__RECORDS FOR THE EXERCISE__
## begin

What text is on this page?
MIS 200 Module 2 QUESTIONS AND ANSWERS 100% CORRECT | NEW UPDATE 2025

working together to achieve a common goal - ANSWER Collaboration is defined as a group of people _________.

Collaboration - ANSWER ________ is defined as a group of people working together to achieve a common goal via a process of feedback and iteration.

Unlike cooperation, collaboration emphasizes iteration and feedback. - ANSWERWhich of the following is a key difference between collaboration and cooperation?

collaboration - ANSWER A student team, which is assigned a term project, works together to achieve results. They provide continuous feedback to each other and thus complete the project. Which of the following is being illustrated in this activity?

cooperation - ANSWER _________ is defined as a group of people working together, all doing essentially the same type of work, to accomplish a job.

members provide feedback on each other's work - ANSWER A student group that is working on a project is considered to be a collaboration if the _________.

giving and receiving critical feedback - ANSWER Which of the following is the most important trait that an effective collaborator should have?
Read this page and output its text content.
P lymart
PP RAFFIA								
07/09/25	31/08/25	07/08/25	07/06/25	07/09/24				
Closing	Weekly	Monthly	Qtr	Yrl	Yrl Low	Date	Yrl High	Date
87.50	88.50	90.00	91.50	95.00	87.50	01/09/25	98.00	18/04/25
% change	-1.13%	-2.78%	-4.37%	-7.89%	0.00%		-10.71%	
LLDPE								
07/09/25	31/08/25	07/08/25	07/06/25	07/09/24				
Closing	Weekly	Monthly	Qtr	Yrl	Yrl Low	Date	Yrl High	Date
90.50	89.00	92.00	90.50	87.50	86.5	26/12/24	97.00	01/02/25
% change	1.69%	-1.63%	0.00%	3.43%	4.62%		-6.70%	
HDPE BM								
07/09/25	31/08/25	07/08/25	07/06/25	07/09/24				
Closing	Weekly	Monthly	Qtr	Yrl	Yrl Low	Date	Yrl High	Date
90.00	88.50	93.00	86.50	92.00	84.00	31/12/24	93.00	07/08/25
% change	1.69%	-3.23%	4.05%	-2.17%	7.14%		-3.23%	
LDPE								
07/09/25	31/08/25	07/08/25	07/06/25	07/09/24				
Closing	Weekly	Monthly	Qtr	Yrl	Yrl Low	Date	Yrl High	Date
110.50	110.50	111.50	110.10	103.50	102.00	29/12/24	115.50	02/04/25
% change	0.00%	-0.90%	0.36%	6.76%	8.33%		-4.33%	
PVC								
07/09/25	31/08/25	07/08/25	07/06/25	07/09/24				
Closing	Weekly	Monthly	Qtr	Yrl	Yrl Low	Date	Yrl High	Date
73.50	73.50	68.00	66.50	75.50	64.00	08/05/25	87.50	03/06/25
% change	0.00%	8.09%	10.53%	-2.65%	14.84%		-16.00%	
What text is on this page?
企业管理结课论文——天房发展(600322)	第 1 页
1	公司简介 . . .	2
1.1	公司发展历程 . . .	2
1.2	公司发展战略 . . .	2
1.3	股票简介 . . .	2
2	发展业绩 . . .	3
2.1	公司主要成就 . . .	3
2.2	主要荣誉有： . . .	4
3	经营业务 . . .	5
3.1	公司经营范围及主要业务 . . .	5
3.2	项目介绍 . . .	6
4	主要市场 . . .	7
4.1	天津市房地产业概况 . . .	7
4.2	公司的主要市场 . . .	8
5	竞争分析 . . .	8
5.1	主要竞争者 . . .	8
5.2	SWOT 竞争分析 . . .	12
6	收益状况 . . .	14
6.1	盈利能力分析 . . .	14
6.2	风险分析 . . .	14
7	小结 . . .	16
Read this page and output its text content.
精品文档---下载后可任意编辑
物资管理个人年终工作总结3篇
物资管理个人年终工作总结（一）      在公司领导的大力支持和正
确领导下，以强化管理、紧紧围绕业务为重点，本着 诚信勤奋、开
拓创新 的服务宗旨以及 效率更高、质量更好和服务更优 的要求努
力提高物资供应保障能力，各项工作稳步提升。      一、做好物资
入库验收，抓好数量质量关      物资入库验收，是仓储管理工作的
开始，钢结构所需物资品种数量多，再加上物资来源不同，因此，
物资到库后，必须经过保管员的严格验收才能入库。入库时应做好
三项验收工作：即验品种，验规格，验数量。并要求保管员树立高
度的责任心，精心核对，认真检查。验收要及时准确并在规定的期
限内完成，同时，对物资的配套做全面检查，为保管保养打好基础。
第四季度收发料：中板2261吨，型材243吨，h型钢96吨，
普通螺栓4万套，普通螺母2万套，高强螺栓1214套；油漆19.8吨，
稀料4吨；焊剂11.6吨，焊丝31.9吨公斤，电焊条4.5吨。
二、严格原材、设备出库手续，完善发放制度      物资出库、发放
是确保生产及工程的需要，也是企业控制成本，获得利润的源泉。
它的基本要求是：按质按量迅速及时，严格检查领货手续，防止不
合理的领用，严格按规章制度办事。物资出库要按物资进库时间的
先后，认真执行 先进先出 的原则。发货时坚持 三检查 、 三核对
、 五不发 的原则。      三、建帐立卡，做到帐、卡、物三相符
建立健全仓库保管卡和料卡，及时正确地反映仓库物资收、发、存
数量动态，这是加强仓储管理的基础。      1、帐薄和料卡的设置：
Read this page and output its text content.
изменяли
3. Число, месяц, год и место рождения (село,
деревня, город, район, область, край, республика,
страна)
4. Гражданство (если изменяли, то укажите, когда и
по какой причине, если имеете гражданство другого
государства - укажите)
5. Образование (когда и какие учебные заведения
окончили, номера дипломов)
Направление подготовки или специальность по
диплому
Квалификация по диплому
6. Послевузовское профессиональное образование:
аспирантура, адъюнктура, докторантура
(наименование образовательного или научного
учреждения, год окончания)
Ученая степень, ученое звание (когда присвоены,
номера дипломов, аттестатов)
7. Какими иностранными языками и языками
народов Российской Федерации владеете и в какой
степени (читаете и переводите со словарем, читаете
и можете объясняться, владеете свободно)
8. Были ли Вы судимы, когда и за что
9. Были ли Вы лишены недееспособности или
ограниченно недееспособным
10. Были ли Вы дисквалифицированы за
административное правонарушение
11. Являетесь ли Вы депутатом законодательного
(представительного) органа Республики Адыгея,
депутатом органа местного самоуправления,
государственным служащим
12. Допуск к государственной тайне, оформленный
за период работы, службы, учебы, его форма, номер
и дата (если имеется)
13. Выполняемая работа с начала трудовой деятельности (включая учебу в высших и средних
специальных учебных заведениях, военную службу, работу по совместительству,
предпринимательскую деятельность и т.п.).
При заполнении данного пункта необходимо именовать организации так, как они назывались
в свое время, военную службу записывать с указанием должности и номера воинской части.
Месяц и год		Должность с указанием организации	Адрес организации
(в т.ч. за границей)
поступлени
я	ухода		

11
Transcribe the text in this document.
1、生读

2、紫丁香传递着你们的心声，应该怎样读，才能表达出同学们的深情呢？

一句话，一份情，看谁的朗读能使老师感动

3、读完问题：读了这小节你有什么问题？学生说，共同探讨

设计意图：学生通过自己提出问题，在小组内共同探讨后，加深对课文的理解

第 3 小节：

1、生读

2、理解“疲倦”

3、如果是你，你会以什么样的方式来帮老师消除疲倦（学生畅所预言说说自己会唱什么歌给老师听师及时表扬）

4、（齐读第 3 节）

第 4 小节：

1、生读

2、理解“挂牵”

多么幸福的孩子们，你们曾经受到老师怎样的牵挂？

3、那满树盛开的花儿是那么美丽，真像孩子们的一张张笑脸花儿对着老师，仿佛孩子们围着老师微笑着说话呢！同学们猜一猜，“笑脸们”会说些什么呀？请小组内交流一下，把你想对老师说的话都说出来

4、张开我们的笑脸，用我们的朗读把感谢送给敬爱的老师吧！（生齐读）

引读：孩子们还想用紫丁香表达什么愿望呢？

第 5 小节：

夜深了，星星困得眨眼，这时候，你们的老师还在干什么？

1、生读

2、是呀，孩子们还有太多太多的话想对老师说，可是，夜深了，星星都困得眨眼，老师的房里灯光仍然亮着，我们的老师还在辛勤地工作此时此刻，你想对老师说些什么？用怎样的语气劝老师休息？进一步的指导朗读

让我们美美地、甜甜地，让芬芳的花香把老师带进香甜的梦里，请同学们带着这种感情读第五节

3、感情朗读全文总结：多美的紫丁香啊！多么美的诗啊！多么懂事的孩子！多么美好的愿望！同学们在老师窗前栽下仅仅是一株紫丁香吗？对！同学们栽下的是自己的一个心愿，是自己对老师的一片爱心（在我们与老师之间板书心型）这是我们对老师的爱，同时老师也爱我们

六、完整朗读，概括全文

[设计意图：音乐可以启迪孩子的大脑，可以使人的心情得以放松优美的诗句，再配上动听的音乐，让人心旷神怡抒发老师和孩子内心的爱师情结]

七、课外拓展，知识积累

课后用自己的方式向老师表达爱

## end

__GOAL OF THE EXERCISE__
Of the lines in this material, state how many hold the string "feedback". Write no other words.

__TASK RESPONSE__
5